Они говорили, что по Коркодону сейчас невозможно идти, что там были недавно большие пожары, которые выжгли все моховища, поэтому оленей там негде кормить, а Коркодон во многих местах покрыт полыньями и по нему невозможно ехать на нартах.
Дальнейший путь предстояло, очевидно, совершать так же, как и плавание по Колыме в прошлом году, то есть без проводников. Первый участок Коркодона — около 90 километров, до устья Рассохи, — пройти нетрудно. Здесь часто ездил Бека и хорошо знал дорогу, а на устье Рассохи мы должны найти зимнее поселение юкагиров.
В Столбовой мы несколько реформировали наш караван: Бека оставил здесь часть плохих оленей и маток и взял взамен своих оленей, пасшихся вблизи под надзором эвена. С нами теперь шло восемьдесят четыре оленя, запряженных в тридцать пять нарт. Вверх по Коркодону вместе с нами поехал Бережнов. Он хотел отвезти юкагирам на устье Рассохи муки, так как на своих немногочисленных собаках они сами не могли доехать до фактории.
На третий день пути по Коркодону мы в первый раз встретили большие наледи. Вода на значительном протяжении покрывала протоку, по которой мы ехали; были видны и открытые полыньи. Это еще раз подтвердило мрачные предчувствия наиболее пессимистически настроенных участников экспедиции, которые невольно вспоминали предсказания эвенов о непрерывных полыньях.
На четвертый день мы дошли до устья Рассохи, но и тут нас ожидало разочарование: в стойбище юкагиров не было ни души.
Юкагирское поселение на устье Рассохи, называющееся Чинганджа, состояло из нескольких юрт, построенных по якутскому образцу, и нескольких лабазов (амбаров). Здешние лабазы, чтобы предохранить продукты от диких зверей, ставятся на один или два высоких столба, так что попасть к ним можно только по стремянке. Кроме этих сооружений вблизи юрт были будки для собак, сделанные из сухой травы.
Вблизи селения на реке мы нашли юкагира — немого старика, который остался здесь ловить рыбу. Он знаками объяснил Бережнову, что остальные юкагиры ушли вверх по реке ловить рыбу, как они делают обычно в марте. У него было достаточно продовольствия, и он припас шкурки белок, чтобы уплатить за товары, привезенные Бережновым.
У устья Рассохи мы простояли сутки, чтобы дать возможность Салищеву определить астрономический пункт. Я в это время сходил вверх по реке изучить утесы и посмотреть, что за таинственная страна расстилается к востоку. Когда я взобрался на лыжах на гору, передо мной открылся далекий вид: между Рассохой и Коркодоном тянулось низкое ровное плоскогорье. Долина Коркодона уходила на восток, вдали блестели снежные вершины гор.
Когда мы проложили на карте направление долины Коркодона, оказалось, что она идет в нужную нам сторону и по ней мы попадем к устью реки Крестик на Омолоне. С горы было видно, что во многих местах Коркодон не замерз: еще темнела открытая вода, а на большом протяжении по правому его берегу простирались огромные пространства, выжженные лесными пожарами. Значит, когда мы пойдем дальше, нам нужно будет отыскивать не только дорогу, но и кормовища для оленей. Может быть, восточнее пожар перекинулся и на левый, южный берег Коркодона, и нам придется свернуть в сторону от реки и обойти сожженные, голодные места.

→ **ЗАДАНИЕ**
Продолжите рассказ о походе по Коркодону сразу после его последнего предложения. Записи — отдельный материал и к рассказу о походе по Коркодону не относятся.

→ **ИСХОДНЫЕ ДАННЫЕ**
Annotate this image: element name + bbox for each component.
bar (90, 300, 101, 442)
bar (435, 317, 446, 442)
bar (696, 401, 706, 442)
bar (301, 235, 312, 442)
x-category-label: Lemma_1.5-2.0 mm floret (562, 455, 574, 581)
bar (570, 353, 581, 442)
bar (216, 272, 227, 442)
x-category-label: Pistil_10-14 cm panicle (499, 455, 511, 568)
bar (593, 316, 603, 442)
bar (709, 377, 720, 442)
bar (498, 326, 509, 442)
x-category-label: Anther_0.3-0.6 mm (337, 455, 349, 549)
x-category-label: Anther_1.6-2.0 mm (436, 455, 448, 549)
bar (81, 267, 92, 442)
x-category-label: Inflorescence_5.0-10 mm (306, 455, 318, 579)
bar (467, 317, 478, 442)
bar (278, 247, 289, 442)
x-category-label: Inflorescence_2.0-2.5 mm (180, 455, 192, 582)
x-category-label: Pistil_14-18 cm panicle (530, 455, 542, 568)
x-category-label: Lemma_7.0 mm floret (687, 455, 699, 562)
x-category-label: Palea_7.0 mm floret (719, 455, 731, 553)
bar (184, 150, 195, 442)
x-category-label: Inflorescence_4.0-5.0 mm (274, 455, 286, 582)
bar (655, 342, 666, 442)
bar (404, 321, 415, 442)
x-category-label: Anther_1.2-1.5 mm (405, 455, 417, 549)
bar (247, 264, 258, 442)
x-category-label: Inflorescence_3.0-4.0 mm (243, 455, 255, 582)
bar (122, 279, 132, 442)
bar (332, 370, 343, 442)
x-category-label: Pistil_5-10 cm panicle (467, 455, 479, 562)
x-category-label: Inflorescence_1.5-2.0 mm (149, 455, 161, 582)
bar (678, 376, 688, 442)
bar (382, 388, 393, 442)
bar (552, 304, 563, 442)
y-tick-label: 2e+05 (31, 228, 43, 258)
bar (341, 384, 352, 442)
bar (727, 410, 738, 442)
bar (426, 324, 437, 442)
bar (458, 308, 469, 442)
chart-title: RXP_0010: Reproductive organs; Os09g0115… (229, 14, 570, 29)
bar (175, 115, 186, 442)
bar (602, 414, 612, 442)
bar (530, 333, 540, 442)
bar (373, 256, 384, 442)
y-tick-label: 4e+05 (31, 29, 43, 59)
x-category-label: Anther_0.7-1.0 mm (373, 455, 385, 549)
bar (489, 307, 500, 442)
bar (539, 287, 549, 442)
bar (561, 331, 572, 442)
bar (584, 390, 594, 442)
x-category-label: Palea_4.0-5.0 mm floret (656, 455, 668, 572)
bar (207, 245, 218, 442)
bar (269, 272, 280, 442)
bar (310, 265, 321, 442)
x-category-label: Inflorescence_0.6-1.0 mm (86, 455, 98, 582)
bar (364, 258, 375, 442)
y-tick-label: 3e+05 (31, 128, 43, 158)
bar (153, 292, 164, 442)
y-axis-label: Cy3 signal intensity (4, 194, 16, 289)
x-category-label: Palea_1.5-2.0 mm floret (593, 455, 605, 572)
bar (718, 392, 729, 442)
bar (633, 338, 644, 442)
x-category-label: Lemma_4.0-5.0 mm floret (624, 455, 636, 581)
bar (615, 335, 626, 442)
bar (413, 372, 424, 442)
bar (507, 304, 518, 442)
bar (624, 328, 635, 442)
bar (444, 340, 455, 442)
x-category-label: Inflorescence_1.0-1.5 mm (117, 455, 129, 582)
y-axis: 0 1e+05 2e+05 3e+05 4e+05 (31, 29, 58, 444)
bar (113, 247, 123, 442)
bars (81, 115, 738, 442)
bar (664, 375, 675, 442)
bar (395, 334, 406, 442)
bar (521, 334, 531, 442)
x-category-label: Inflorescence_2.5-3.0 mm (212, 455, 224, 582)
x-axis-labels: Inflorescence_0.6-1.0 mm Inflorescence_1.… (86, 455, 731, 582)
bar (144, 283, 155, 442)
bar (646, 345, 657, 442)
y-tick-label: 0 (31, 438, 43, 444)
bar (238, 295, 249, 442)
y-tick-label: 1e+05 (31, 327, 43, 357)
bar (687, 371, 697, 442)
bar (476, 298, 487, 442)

→ **ПИСЬМЕННЫЙ ОТВЕТ**
Чтобы обеспечить продвижение каравана на Омолон по намеченному маршруту, я обещал Беке большую премию в случае, если он выведет нас до вскрытия рек в верховья Омолона к Крестику.
Три дня мы медленно двигаемся вверх по Коркодону по следам узких нарт юкагиров. Видно, что они часто останавливались и пробивали ряд прорубей в реке, чтобы ловить рыбу подледной сетью. Наконец у одной из их стоянок Бека заявляет, что теперь юкагиры уже близко — след совсем свежий — и можно стать на ночь, не доходя до них. Мы оставляем наших спутников и вдвоем с ним едем отыскивать юкагиров.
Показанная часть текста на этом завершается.